Entries with figure data
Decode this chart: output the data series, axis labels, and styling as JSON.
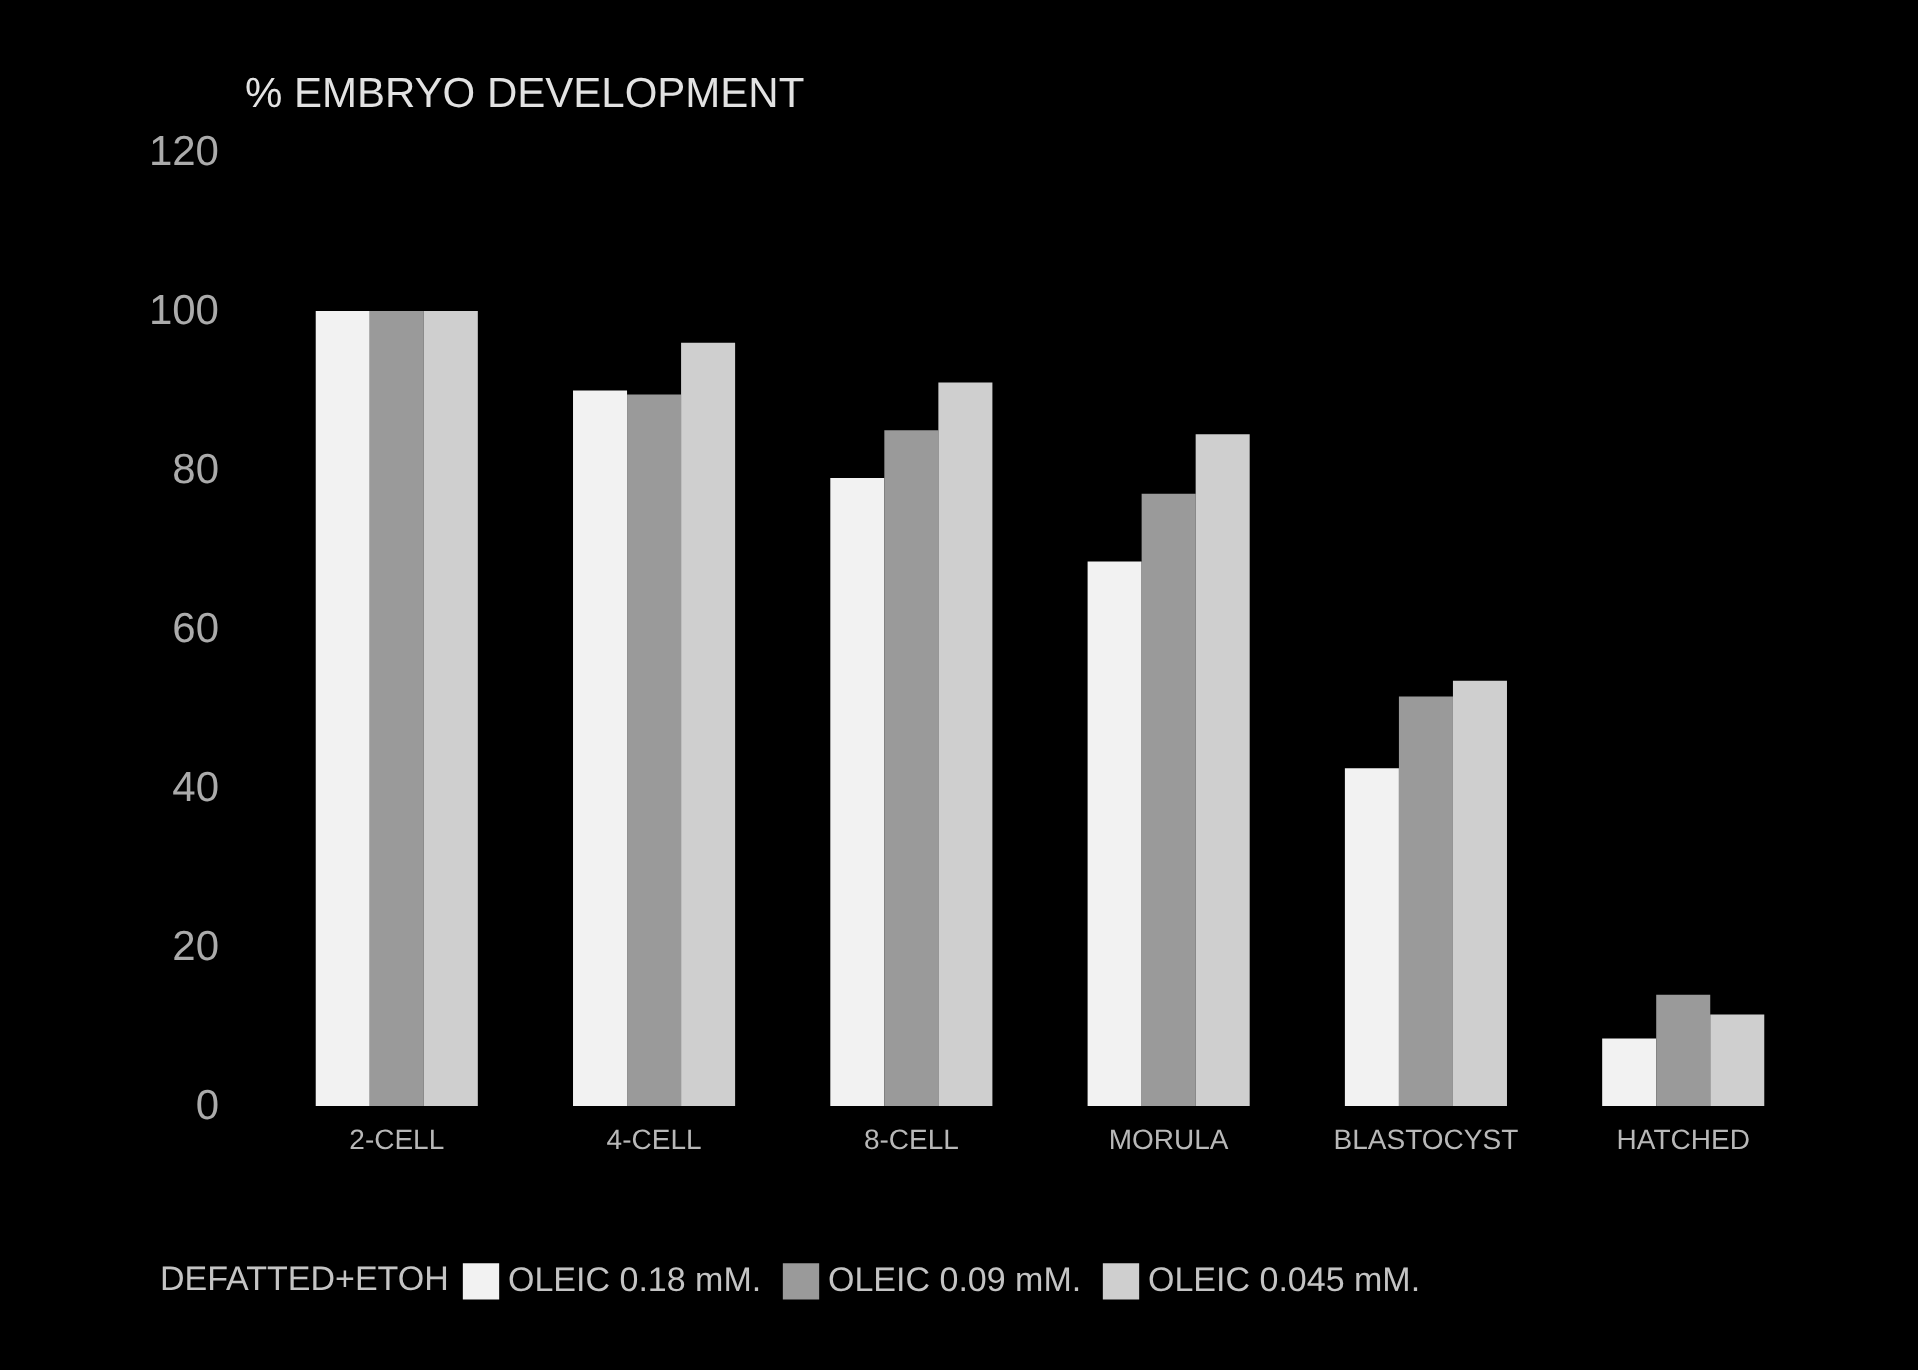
{
  "chart_data": {
    "type": "bar",
    "ylabel": "% EMBRYO DEVELOPMENT",
    "categories": [
      "2-CELL",
      "4-CELL",
      "8-CELL",
      "MORULA",
      "BLASTOCYST",
      "HATCHED"
    ],
    "series": [
      {
        "name": "OLEIC 0.18 mM.",
        "color": "#f2f2f2",
        "values": [
          100,
          90,
          79,
          68.5,
          42.5,
          8.5
        ]
      },
      {
        "name": "OLEIC 0.09 mM.",
        "color": "#9a9a9a",
        "values": [
          100,
          89.5,
          85,
          77,
          51.5,
          14
        ]
      },
      {
        "name": "OLEIC 0.045 mM.",
        "color": "#cfcfcf",
        "values": [
          100,
          96,
          91,
          84.5,
          53.5,
          11.5
        ]
      }
    ],
    "legend_title": "DEFATTED+ETOH",
    "legend": "bottom",
    "ylim": [
      0,
      120
    ],
    "yticks": [
      0,
      20,
      40,
      60,
      80,
      100,
      120
    ],
    "grid": false
  }
}
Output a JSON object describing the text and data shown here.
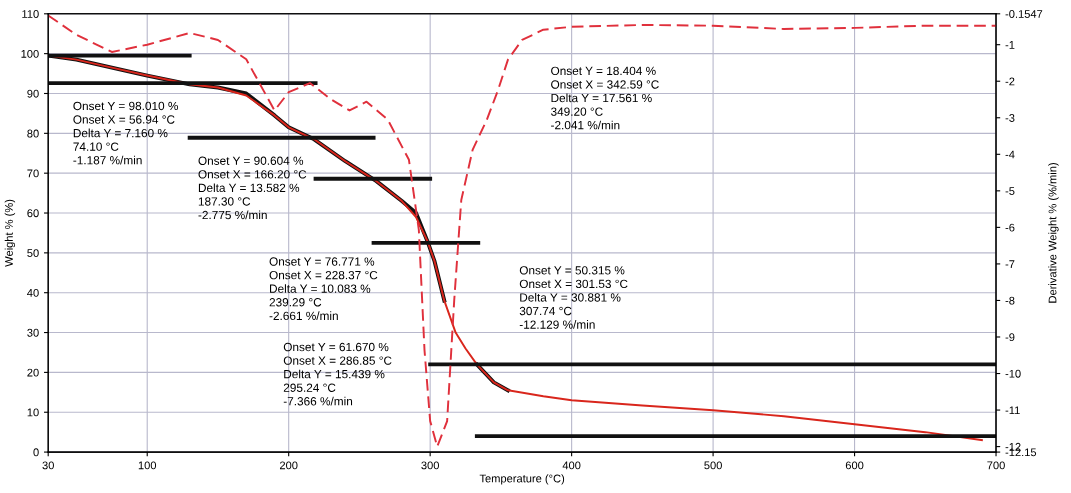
{
  "chart_data": {
    "type": "line",
    "xlabel": "Temperature (°C)",
    "ylabel": "Weight % (%)",
    "y2label": "Derivative Weight % (%/min)",
    "xlim": [
      30,
      700
    ],
    "xticks": [
      30,
      100,
      200,
      300,
      400,
      500,
      600,
      700
    ],
    "ylim": [
      0,
      110
    ],
    "yticks": [
      0,
      10,
      20,
      30,
      40,
      50,
      60,
      70,
      80,
      90,
      100,
      110
    ],
    "y2lim": [
      -12.15,
      -0.1547
    ],
    "y2ticks": [
      -12.15,
      -12,
      -11,
      -10,
      -9,
      -8,
      -7,
      -6,
      -5,
      -4,
      -3,
      -2,
      -1,
      -0.1547
    ],
    "grid": true,
    "line_style": "solid",
    "marker": "none",
    "series": [
      {
        "color": "#111111",
        "x": [
          30,
          50,
          75,
          100,
          130,
          150,
          170,
          190,
          200,
          218,
          240,
          262,
          280,
          290,
          298,
          303,
          310
        ],
        "values": [
          99.5,
          98.5,
          96.5,
          94.5,
          92.3,
          91.5,
          90,
          84.5,
          81.5,
          78.5,
          73,
          68,
          63,
          60,
          53,
          48,
          38
        ]
      },
      {
        "color": "#111111",
        "x": [
          333,
          345,
          355
        ],
        "values": [
          22,
          17.5,
          15.5
        ]
      },
      {
        "color": "#d9261c",
        "x": [
          30,
          50,
          75,
          100,
          130,
          150,
          170,
          190,
          200,
          218,
          240,
          262,
          280,
          290,
          298,
          303,
          310,
          318,
          325,
          333,
          345,
          355,
          380,
          400,
          450,
          500,
          550,
          600,
          650,
          690
        ],
        "values": [
          99.5,
          98.5,
          96.5,
          94.5,
          92.3,
          91.5,
          89.5,
          84.5,
          81.5,
          78.5,
          73,
          68,
          63,
          59,
          53,
          48,
          38,
          30,
          26,
          22,
          17.5,
          15.5,
          14,
          13,
          11.7,
          10.5,
          9,
          7,
          5,
          3
        ]
      },
      {
        "color": "#e0303c",
        "axis": "y2",
        "line_style": "dashed",
        "x": [
          30,
          50,
          75,
          100,
          130,
          150,
          170,
          190,
          200,
          215,
          230,
          243,
          255,
          270,
          285,
          292,
          296,
          300,
          305,
          312,
          317,
          322,
          330,
          340,
          348,
          355,
          365,
          380,
          400,
          450,
          500,
          550,
          600,
          650,
          700
        ],
        "values": [
          -0.2,
          -0.73,
          -1.2,
          -1.0,
          -0.68,
          -0.87,
          -1.4,
          -2.8,
          -2.3,
          -2.05,
          -2.5,
          -2.8,
          -2.56,
          -3.05,
          -4.15,
          -6.07,
          -9.36,
          -11.3,
          -12.0,
          -11.3,
          -8.0,
          -5.25,
          -3.88,
          -3.06,
          -2.24,
          -1.41,
          -0.87,
          -0.59,
          -0.51,
          -0.46,
          -0.48,
          -0.57,
          -0.54,
          -0.48,
          -0.48
        ]
      },
      {
        "color": "#111111",
        "x": [
          30,
          130
        ],
        "values": [
          99.5,
          99.5
        ]
      },
      {
        "color": "#111111",
        "x": [
          30,
          219
        ],
        "values": [
          92.6,
          92.6
        ]
      },
      {
        "color": "#111111",
        "x": [
          130,
          260
        ],
        "values": [
          78.9,
          78.9
        ]
      },
      {
        "color": "#111111",
        "x": [
          219,
          300
        ],
        "values": [
          68.6,
          68.6
        ]
      },
      {
        "color": "#111111",
        "x": [
          260,
          334
        ],
        "values": [
          52.5,
          52.5
        ]
      },
      {
        "color": "#111111",
        "x": [
          300,
          700
        ],
        "values": [
          22,
          22
        ]
      },
      {
        "color": "#111111",
        "x": [
          333,
          700
        ],
        "values": [
          4,
          4
        ]
      }
    ],
    "annotations": [
      "Onset Y = 98.010 %\nOnset X = 56.94 °C\nDelta Y = 7.160 %\n74.10 °C\n-1.187 %/min",
      "Onset Y = 90.604 %\nOnset X = 166.20 °C\nDelta Y = 13.582 %\n187.30 °C\n-2.775 %/min",
      "Onset Y = 76.771 %\nOnset X = 228.37 °C\nDelta Y = 10.083 %\n239.29 °C\n-2.661 %/min",
      "Onset Y = 61.670 %\nOnset X = 286.85 °C\nDelta Y = 15.439 %\n295.24 °C\n-7.366 %/min",
      "Onset Y = 50.315 %\nOnset X = 301.53 °C\nDelta Y = 30.881 %\n307.74 °C\n-12.129 %/min",
      "Onset Y = 18.404 %\nOnset X = 342.59 °C\nDelta Y = 17.561 %\n349.20 °C\n-2.041 %/min"
    ]
  }
}
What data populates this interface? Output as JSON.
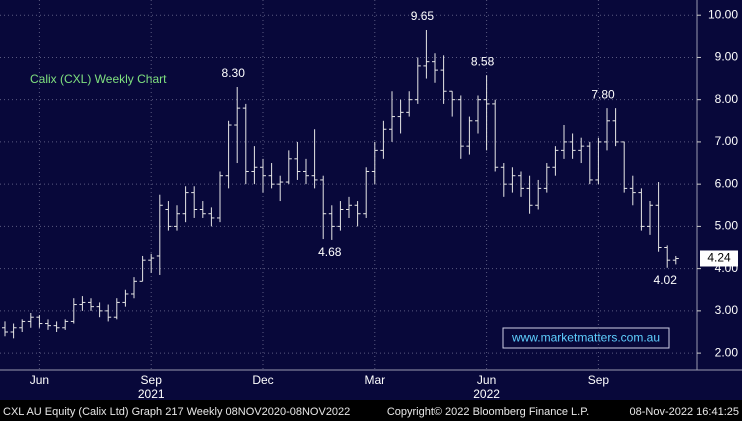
{
  "chart_data": {
    "type": "ohlc",
    "title": "Calix (CXL) Weekly Chart",
    "watermark": "www.marketmatters.com.au",
    "footer_left": "CXL AU Equity (Calix Ltd) Graph 217  Weekly 08NOV2020-08NOV2022",
    "footer_center": "Copyright© 2022 Bloomberg Finance L.P.",
    "footer_right": "08-Nov-2022 16:41:25",
    "categories": [
      null,
      null,
      null,
      null,
      "Jun",
      null,
      null,
      null,
      null,
      null,
      null,
      null,
      null,
      null,
      null,
      null,
      null,
      "Sep",
      null,
      null,
      null,
      null,
      null,
      null,
      null,
      null,
      null,
      null,
      null,
      null,
      "Dec",
      null,
      null,
      null,
      null,
      null,
      null,
      null,
      null,
      null,
      null,
      null,
      null,
      "Mar",
      null,
      null,
      null,
      null,
      null,
      null,
      null,
      null,
      null,
      null,
      null,
      null,
      "Jun",
      null,
      null,
      null,
      null,
      null,
      null,
      null,
      null,
      null,
      null,
      null,
      null,
      "Sep",
      null,
      null,
      null,
      null,
      null,
      null,
      null,
      null,
      null
    ],
    "years": [
      null,
      null,
      null,
      null,
      null,
      null,
      null,
      null,
      null,
      null,
      null,
      null,
      null,
      null,
      null,
      null,
      null,
      "2021",
      null,
      null,
      null,
      null,
      null,
      null,
      null,
      null,
      null,
      null,
      null,
      null,
      null,
      null,
      null,
      null,
      null,
      null,
      null,
      null,
      null,
      null,
      null,
      null,
      null,
      null,
      null,
      null,
      null,
      null,
      null,
      null,
      null,
      null,
      null,
      null,
      null,
      null,
      "2022",
      null,
      null,
      null,
      null,
      null,
      null,
      null,
      null,
      null,
      null,
      null,
      null,
      null,
      null,
      null,
      null,
      null,
      null,
      null,
      null,
      null,
      null
    ],
    "open": [
      2.6,
      2.5,
      2.6,
      2.75,
      2.85,
      2.7,
      2.65,
      2.6,
      2.75,
      3.15,
      3.2,
      3.1,
      3.0,
      2.85,
      3.2,
      3.4,
      3.7,
      4.2,
      4.3,
      5.4,
      5.0,
      5.3,
      5.8,
      5.4,
      5.3,
      5.2,
      6.2,
      7.4,
      7.8,
      6.3,
      6.4,
      6.2,
      6.0,
      6.05,
      6.6,
      6.3,
      6.2,
      6.1,
      5.3,
      5.0,
      5.4,
      5.5,
      5.3,
      6.3,
      6.8,
      7.3,
      7.6,
      7.7,
      8.0,
      8.8,
      8.9,
      8.7,
      8.2,
      8.0,
      6.9,
      7.5,
      8.0,
      7.9,
      6.4,
      6.0,
      6.2,
      5.9,
      5.5,
      5.9,
      6.4,
      6.8,
      7.0,
      6.8,
      6.9,
      6.1,
      7.0,
      7.5,
      7.0,
      5.9,
      5.8,
      5.0,
      5.5,
      4.5,
      4.2
    ],
    "high": [
      2.75,
      2.7,
      2.8,
      2.95,
      2.9,
      2.8,
      2.75,
      2.8,
      3.3,
      3.35,
      3.3,
      3.2,
      3.15,
      3.3,
      3.5,
      3.8,
      4.3,
      4.35,
      5.75,
      5.6,
      5.5,
      5.95,
      5.95,
      5.6,
      5.45,
      6.3,
      7.5,
      8.3,
      7.9,
      6.9,
      6.6,
      6.5,
      6.2,
      6.8,
      7.0,
      6.6,
      7.3,
      6.2,
      5.5,
      5.6,
      5.7,
      5.6,
      6.4,
      7.0,
      7.5,
      8.2,
      8.0,
      8.2,
      9.0,
      9.65,
      9.1,
      9.05,
      8.2,
      8.1,
      7.6,
      8.1,
      8.58,
      8.0,
      6.5,
      6.4,
      6.3,
      6.2,
      6.1,
      6.5,
      6.9,
      7.4,
      7.2,
      7.1,
      7.0,
      7.1,
      7.8,
      7.8,
      7.0,
      6.2,
      5.9,
      5.6,
      6.05,
      4.55,
      4.3
    ],
    "low": [
      2.4,
      2.35,
      2.5,
      2.6,
      2.6,
      2.55,
      2.5,
      2.55,
      2.7,
      3.0,
      3.0,
      2.85,
      2.75,
      2.8,
      3.1,
      3.3,
      3.7,
      3.9,
      3.85,
      4.9,
      4.9,
      5.1,
      5.2,
      5.2,
      5.0,
      5.1,
      5.9,
      6.5,
      6.0,
      6.0,
      5.8,
      5.9,
      5.6,
      6.0,
      6.1,
      6.0,
      5.9,
      4.7,
      4.68,
      4.9,
      5.2,
      5.0,
      5.2,
      6.0,
      6.6,
      7.0,
      7.2,
      7.6,
      7.9,
      8.5,
      8.4,
      7.9,
      7.6,
      6.6,
      6.7,
      7.2,
      6.8,
      6.3,
      5.7,
      5.8,
      5.7,
      5.3,
      5.4,
      5.8,
      6.2,
      6.6,
      6.6,
      6.5,
      6.0,
      6.0,
      6.8,
      6.9,
      5.8,
      5.5,
      4.9,
      4.8,
      4.4,
      4.02,
      4.1
    ],
    "close": [
      2.5,
      2.6,
      2.75,
      2.85,
      2.7,
      2.65,
      2.6,
      2.75,
      3.15,
      3.2,
      3.1,
      3.0,
      2.85,
      3.2,
      3.4,
      3.7,
      4.2,
      4.25,
      5.5,
      5.0,
      5.3,
      5.8,
      5.4,
      5.3,
      5.2,
      6.2,
      7.4,
      7.8,
      6.3,
      6.4,
      6.2,
      6.0,
      6.05,
      6.6,
      6.3,
      6.2,
      6.1,
      5.3,
      5.0,
      5.4,
      5.5,
      5.3,
      6.3,
      6.8,
      7.3,
      7.6,
      7.7,
      8.0,
      8.8,
      8.9,
      8.7,
      8.2,
      8.0,
      6.9,
      7.5,
      8.0,
      7.9,
      6.4,
      6.0,
      6.2,
      5.9,
      5.5,
      5.9,
      6.4,
      6.8,
      7.0,
      6.8,
      6.9,
      6.1,
      7.0,
      7.5,
      7.0,
      5.9,
      5.8,
      5.0,
      5.5,
      4.5,
      4.2,
      4.24
    ],
    "high_labels": [
      null,
      null,
      null,
      null,
      null,
      null,
      null,
      null,
      null,
      null,
      null,
      null,
      null,
      null,
      null,
      null,
      null,
      null,
      null,
      null,
      null,
      null,
      null,
      null,
      null,
      null,
      null,
      "8.30",
      null,
      null,
      null,
      null,
      null,
      null,
      null,
      null,
      null,
      null,
      null,
      null,
      null,
      null,
      null,
      null,
      null,
      null,
      null,
      null,
      null,
      "9.65",
      null,
      null,
      null,
      null,
      null,
      null,
      "8.58",
      null,
      null,
      null,
      null,
      null,
      null,
      null,
      null,
      null,
      null,
      null,
      null,
      null,
      "7.80",
      null,
      null,
      null,
      null,
      null,
      null,
      null,
      null
    ],
    "low_labels": [
      null,
      null,
      null,
      null,
      null,
      null,
      null,
      null,
      null,
      null,
      null,
      null,
      null,
      null,
      null,
      null,
      null,
      null,
      null,
      null,
      null,
      null,
      null,
      null,
      null,
      null,
      null,
      null,
      null,
      null,
      null,
      null,
      null,
      null,
      null,
      null,
      null,
      null,
      "4.68",
      null,
      null,
      null,
      null,
      null,
      null,
      null,
      null,
      null,
      null,
      null,
      null,
      null,
      null,
      null,
      null,
      null,
      null,
      null,
      null,
      null,
      null,
      null,
      null,
      null,
      null,
      null,
      null,
      null,
      null,
      null,
      null,
      null,
      null,
      null,
      null,
      null,
      null,
      "4.02",
      null
    ],
    "last_label": "4.24",
    "color": "#e6e6e6",
    "ylim": [
      1.6,
      10.36
    ],
    "yticks": [
      {
        "value": 2,
        "label": "2.00"
      },
      {
        "value": 3,
        "label": "3.00"
      },
      {
        "value": 4,
        "label": "4.00"
      },
      {
        "value": 5,
        "label": "5.00"
      },
      {
        "value": 6,
        "label": "6.00"
      },
      {
        "value": 7,
        "label": "7.00"
      },
      {
        "value": 8,
        "label": "8.00"
      },
      {
        "value": 9,
        "label": "9.00"
      },
      {
        "value": 10,
        "label": "10.00"
      }
    ],
    "grid": true
  }
}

#### What to produce
Check each line above for the word "this", and copy the lines where it appears.

#### Final answer
Decode this chart: output the data series, axis labels, and styling as JSON.
What data populates this interface? Output as JSON.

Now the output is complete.